=== TEXTABSCHNITT ===
Johannes Chrysostomus
Catena Aurea · Matthäusevangelium 12
29 Oder wie kann jemand in das Haus eines starken Mannes eindringen und seine Habe rauben, wenn er nicht zuvor den Starken gefesselt hat? Dann erst wird er sein Haus ausplündern.
Nachdem er die zweite Antwort abgeschlossen hat, bringt er noch eine dritte vor und sagt: Oder wie kann einer in das Haus eines Starken eindringen? Denn dass Satan nicht Satan austreiben kann, ist aus dem Gesagten klar; und dass kein anderer ihn austreiben kann, bevor er ihn nicht zuerst überwunden hat, ist allen offensichtlich. So wird dasselbe wie zuvor noch reichlicher bestätigt; denn er sagt: So weit bin ich davon entfernt, den Teufel als meinen Verbündeten zu haben, dass ich vielmehr mit ihm im Krieg liege und ihn binde; und indem ich auf diese Weise austreibe, raube ich dabei seine Güter. So beweist er das genaue Gegenteil von dem, was sie zu erweisen suchten. Sie wollten zeigen, dass er die Dämonen nicht aus eigener Kraft austrieb; er beweist, dass er nicht nur die Dämonen, ja sogar den Fürsten der Dämonen gebunden hat, wie durch das, was er gewirkt hat, gezeigt wird. Denn wenn ihr Fürst nicht überwunden wäre, wie wären die Dämonen, die seine Untertanen sind, so beraubt worden? Diese Rede scheint mir auch eine Prophezeiung zu sein; insofern er nicht nur die Dämonen austreibt, sondern auch allen Irrtum aus der Welt nehmen und die List des Teufels auflösen wird; und er sagt nicht: rauben, sondern: berauben, was zeigt, dass er es mit Macht tun wird.

=== ZU BEARBEITENDE AUFGABEN ===
1) Was wollten die Gegner laut dem Kommentar zu Matthäus 12,29 zeigen?
2) Geben Sie aus dem Kommentar zu Matthäus 12,29 alles von "Johannes Chrysostomus" bis hinunter zu "sein Haus ausplündern." wortgetreu wieder.

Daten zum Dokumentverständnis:
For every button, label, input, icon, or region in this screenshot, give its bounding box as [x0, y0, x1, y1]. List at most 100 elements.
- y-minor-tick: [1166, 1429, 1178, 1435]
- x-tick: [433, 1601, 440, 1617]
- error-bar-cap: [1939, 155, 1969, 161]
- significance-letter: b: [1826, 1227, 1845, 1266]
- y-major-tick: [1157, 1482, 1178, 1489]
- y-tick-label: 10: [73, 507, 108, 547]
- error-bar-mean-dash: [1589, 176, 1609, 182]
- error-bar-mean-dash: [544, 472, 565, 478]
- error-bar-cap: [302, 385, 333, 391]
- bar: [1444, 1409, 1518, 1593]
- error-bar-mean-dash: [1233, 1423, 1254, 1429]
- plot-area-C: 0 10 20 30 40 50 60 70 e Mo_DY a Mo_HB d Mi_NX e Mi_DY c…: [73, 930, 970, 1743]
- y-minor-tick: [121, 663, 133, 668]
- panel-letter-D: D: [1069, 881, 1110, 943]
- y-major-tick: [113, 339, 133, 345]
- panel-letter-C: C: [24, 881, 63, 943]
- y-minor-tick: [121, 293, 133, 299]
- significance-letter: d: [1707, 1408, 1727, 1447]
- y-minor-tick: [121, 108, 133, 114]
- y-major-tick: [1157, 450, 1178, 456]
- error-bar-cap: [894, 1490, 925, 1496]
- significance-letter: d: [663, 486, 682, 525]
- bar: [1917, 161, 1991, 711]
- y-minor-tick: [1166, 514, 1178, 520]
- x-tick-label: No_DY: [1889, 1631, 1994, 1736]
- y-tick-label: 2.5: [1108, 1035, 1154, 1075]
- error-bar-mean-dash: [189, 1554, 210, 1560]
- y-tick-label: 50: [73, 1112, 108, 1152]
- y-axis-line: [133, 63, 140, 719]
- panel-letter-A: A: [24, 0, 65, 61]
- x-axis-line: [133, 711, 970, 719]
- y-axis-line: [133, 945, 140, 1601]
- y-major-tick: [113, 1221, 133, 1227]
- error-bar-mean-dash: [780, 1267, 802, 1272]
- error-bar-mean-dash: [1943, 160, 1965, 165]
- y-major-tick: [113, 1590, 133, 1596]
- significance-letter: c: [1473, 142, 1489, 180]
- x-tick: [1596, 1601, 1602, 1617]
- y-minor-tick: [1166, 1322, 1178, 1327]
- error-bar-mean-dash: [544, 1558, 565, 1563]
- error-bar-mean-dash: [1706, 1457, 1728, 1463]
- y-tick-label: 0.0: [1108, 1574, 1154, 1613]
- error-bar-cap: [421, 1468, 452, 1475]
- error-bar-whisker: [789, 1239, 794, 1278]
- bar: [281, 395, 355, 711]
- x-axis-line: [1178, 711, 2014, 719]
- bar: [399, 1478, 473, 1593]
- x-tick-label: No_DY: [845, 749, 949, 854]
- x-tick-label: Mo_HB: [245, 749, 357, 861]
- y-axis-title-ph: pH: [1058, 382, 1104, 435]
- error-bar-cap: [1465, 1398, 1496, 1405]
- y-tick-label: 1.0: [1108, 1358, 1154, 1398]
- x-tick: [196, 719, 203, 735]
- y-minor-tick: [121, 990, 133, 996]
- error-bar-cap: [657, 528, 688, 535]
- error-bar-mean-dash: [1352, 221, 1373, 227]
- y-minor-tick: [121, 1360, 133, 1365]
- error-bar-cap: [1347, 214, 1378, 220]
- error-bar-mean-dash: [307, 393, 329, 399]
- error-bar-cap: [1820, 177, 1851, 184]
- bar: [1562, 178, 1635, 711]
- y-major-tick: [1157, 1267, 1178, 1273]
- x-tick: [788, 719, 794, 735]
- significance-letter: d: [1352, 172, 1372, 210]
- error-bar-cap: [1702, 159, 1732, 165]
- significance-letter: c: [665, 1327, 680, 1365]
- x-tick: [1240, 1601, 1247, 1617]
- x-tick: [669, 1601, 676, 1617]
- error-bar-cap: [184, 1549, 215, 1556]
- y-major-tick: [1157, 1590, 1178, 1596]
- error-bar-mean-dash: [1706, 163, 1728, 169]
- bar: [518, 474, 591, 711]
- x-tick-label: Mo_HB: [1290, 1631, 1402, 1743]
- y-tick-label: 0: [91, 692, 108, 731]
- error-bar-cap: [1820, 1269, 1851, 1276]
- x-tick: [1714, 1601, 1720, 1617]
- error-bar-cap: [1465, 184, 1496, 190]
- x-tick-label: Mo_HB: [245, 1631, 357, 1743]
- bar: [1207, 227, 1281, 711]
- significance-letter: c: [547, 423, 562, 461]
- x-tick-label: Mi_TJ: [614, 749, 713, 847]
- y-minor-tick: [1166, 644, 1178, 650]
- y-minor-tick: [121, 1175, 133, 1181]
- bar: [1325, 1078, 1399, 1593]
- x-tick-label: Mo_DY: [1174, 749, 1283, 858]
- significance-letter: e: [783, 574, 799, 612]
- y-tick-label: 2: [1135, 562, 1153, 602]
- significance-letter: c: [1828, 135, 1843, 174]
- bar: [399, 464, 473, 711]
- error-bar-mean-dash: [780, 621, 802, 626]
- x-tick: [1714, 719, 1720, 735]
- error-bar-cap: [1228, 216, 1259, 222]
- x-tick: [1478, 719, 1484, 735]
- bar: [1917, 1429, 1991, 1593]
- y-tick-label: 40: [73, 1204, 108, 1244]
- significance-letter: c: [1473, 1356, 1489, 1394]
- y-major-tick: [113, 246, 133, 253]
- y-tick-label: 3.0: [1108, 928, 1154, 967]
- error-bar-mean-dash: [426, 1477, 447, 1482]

=== ANTWORTEN ===
1) Dass er die Dämonen nicht aus eigener Kraft austrieb.

2)
Johannes Chrysostomus
Catena Aurea · Matthäusevangelium 12
29 Oder wie kann jemand in das Haus eines starken Mannes eindringen und seine Habe rauben, wenn er nicht zuvor den Starken gefesselt hat? Dann erst wird er sein Haus ausplündern.